> [What you have to do]:
Collect all lines from the records below that include the word "CURRENT".

> [Extracted information]:
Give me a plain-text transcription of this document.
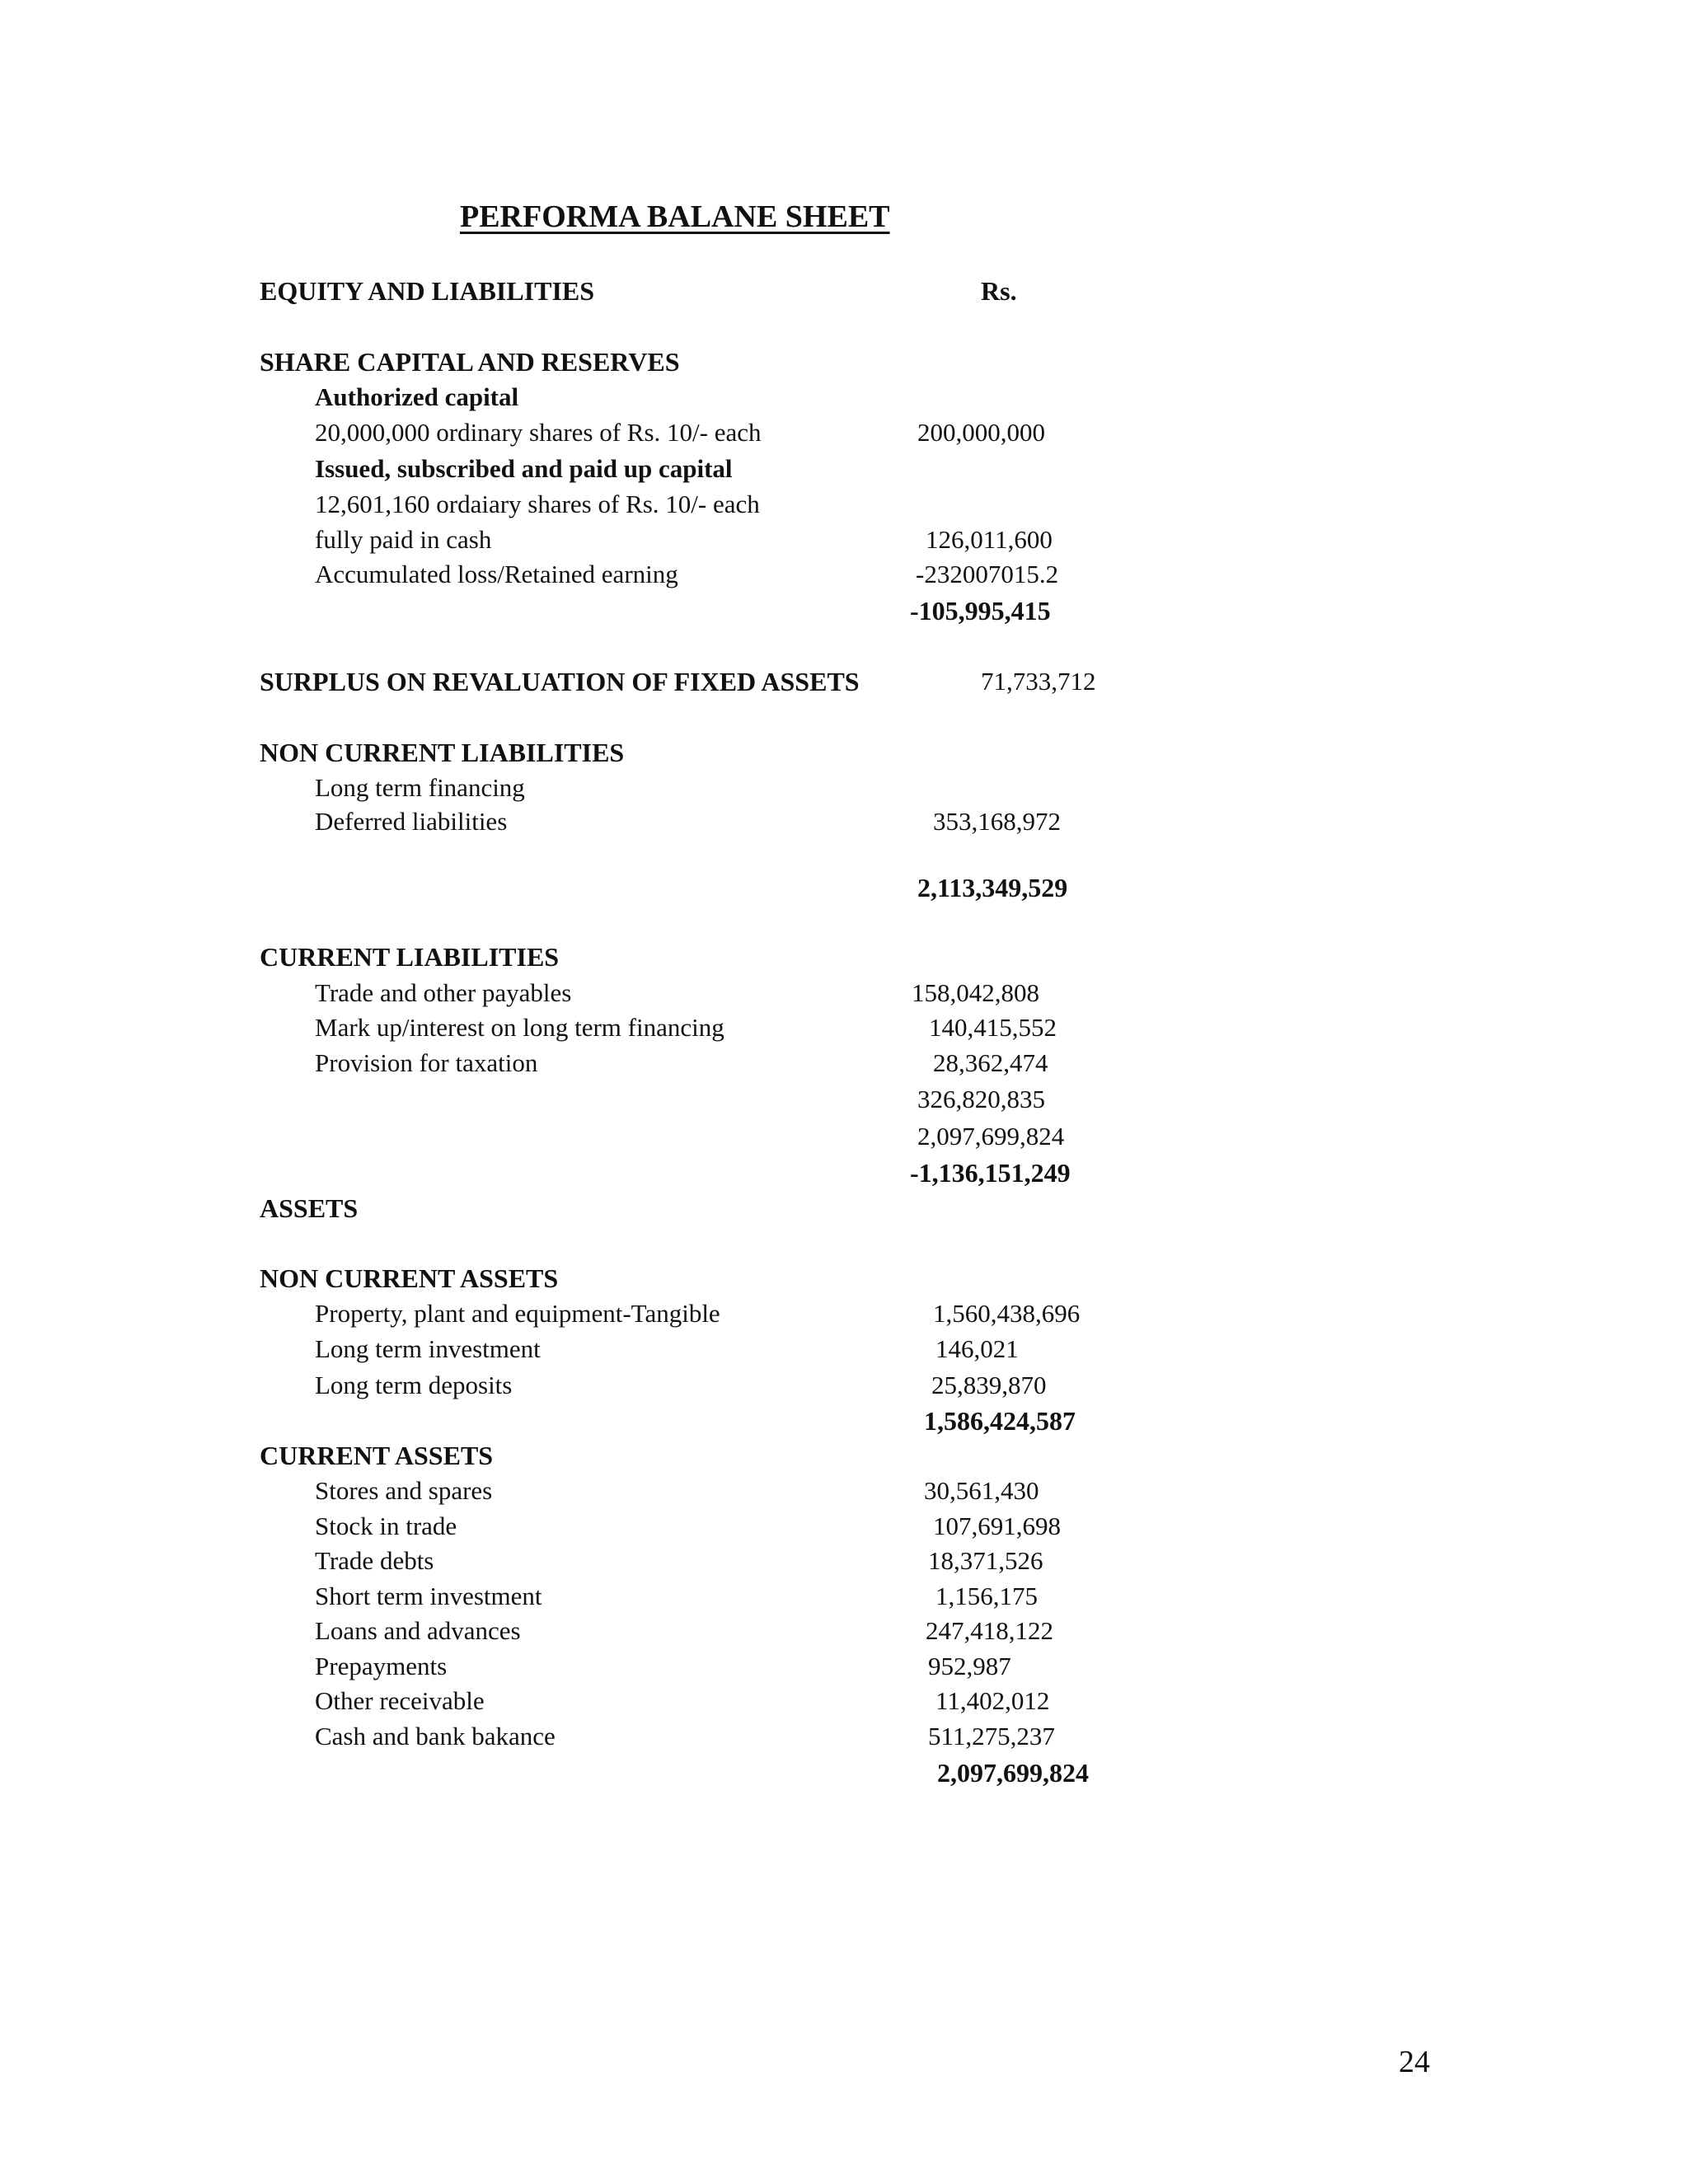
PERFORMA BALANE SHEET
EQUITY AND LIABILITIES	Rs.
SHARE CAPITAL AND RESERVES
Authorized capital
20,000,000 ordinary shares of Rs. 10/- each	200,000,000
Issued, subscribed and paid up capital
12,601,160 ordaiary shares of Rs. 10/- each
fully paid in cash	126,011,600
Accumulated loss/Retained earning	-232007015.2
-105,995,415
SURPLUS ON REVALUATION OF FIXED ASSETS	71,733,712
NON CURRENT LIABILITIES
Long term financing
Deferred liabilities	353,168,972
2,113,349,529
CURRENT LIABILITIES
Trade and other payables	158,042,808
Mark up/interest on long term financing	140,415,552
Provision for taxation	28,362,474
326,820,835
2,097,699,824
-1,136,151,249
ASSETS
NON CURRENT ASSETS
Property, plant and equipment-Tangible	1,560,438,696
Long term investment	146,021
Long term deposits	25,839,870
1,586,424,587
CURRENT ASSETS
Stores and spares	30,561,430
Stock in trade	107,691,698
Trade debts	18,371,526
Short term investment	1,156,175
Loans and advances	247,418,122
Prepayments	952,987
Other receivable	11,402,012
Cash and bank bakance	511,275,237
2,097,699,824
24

> [Task result]:
NON CURRENT LIABILITIES
CURRENT LIABILITIES
NON CURRENT ASSETS
CURRENT ASSETS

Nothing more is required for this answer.